Supplied entries:
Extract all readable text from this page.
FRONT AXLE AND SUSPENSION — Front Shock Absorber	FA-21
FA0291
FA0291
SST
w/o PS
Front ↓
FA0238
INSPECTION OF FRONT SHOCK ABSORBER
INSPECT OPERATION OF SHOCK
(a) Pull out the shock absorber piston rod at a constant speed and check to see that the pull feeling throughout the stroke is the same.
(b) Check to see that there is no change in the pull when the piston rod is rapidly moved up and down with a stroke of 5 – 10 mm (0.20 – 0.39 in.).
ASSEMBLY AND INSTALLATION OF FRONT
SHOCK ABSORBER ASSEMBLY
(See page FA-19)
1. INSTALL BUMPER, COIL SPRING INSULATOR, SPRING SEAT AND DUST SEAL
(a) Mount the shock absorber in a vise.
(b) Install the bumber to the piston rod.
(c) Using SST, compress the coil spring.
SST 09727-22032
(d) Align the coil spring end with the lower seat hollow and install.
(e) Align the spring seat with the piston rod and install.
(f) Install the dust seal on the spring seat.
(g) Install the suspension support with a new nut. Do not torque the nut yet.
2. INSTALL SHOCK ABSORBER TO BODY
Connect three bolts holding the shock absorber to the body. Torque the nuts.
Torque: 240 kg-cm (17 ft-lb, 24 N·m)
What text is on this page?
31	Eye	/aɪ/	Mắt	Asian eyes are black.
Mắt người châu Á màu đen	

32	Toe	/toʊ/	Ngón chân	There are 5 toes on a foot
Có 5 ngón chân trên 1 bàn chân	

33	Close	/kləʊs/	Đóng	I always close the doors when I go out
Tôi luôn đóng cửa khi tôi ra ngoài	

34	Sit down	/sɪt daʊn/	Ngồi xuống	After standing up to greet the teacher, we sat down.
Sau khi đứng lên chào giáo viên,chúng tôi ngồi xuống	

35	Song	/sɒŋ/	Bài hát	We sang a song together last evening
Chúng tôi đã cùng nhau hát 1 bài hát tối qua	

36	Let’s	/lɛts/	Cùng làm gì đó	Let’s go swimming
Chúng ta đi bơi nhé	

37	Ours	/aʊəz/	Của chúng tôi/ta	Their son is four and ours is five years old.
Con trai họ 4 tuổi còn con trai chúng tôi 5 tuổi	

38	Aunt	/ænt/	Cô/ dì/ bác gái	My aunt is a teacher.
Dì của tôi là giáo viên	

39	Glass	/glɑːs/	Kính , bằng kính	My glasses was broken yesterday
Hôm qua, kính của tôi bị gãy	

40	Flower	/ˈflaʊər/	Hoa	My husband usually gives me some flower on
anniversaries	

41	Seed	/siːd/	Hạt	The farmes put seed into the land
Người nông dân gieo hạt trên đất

Brief: Write out every line from the records above, word for word.

Output for this task:
Extract all readable text from this page.
FRONT AXLE AND SUSPENSION — Front Shock Absorber	FA-21
FA0291
FA0291
SST
w/o PS
Front ↓
FA0238
INSPECTION OF FRONT SHOCK ABSORBER
INSPECT OPERATION OF SHOCK
(a) Pull out the shock absorber piston rod at a constant speed and check to see that the pull feeling throughout the stroke is the same.
(b) Check to see that there is no change in the pull when the piston rod is rapidly moved up and down with a stroke of 5 – 10 mm (0.20 – 0.39 in.).
ASSEMBLY AND INSTALLATION OF FRONT
SHOCK ABSORBER ASSEMBLY
(See page FA-19)
1. INSTALL BUMPER, COIL SPRING INSULATOR, SPRING SEAT AND DUST SEAL
(a) Mount the shock absorber in a vise.
(b) Install the bumber to the piston rod.
(c) Using SST, compress the coil spring.
SST 09727-22032
(d) Align the coil spring end with the lower seat hollow and install.
(e) Align the spring seat with the piston rod and install.
(f) Install the dust seal on the spring seat.
(g) Install the suspension support with a new nut. Do not torque the nut yet.
2. INSTALL SHOCK ABSORBER TO BODY
Connect three bolts holding the shock absorber to the body. Torque the nuts.
Torque: 240 kg-cm (17 ft-lb, 24 N·m)
What text is on this page?
31	Eye	/aɪ/	Mắt	Asian eyes are black.
Mắt người châu Á màu đen	

32	Toe	/toʊ/	Ngón chân	There are 5 toes on a foot
Có 5 ngón chân trên 1 bàn chân	

33	Close	/kləʊs/	Đóng	I always close the doors when I go out
Tôi luôn đóng cửa khi tôi ra ngoài	

34	Sit down	/sɪt daʊn/	Ngồi xuống	After standing up to greet the teacher, we sat down.
Sau khi đứng lên chào giáo viên,chúng tôi ngồi xuống	

35	Song	/sɒŋ/	Bài hát	We sang a song together last evening
Chúng tôi đã cùng nhau hát 1 bài hát tối qua	

36	Let’s	/lɛts/	Cùng làm gì đó	Let’s go swimming
Chúng ta đi bơi nhé	

37	Ours	/aʊəz/	Của chúng tôi/ta	Their son is four and ours is five years old.
Con trai họ 4 tuổi còn con trai chúng tôi 5 tuổi	

38	Aunt	/ænt/	Cô/ dì/ bác gái	My aunt is a teacher.
Dì của tôi là giáo viên	

39	Glass	/glɑːs/	Kính , bằng kính	My glasses was broken yesterday
Hôm qua, kính của tôi bị gãy	

40	Flower	/ˈflaʊər/	Hoa	My husband usually gives me some flower on
anniversaries	

41	Seed	/siːd/	Hạt	The farmes put seed into the land
Người nông dân gieo hạt trên đất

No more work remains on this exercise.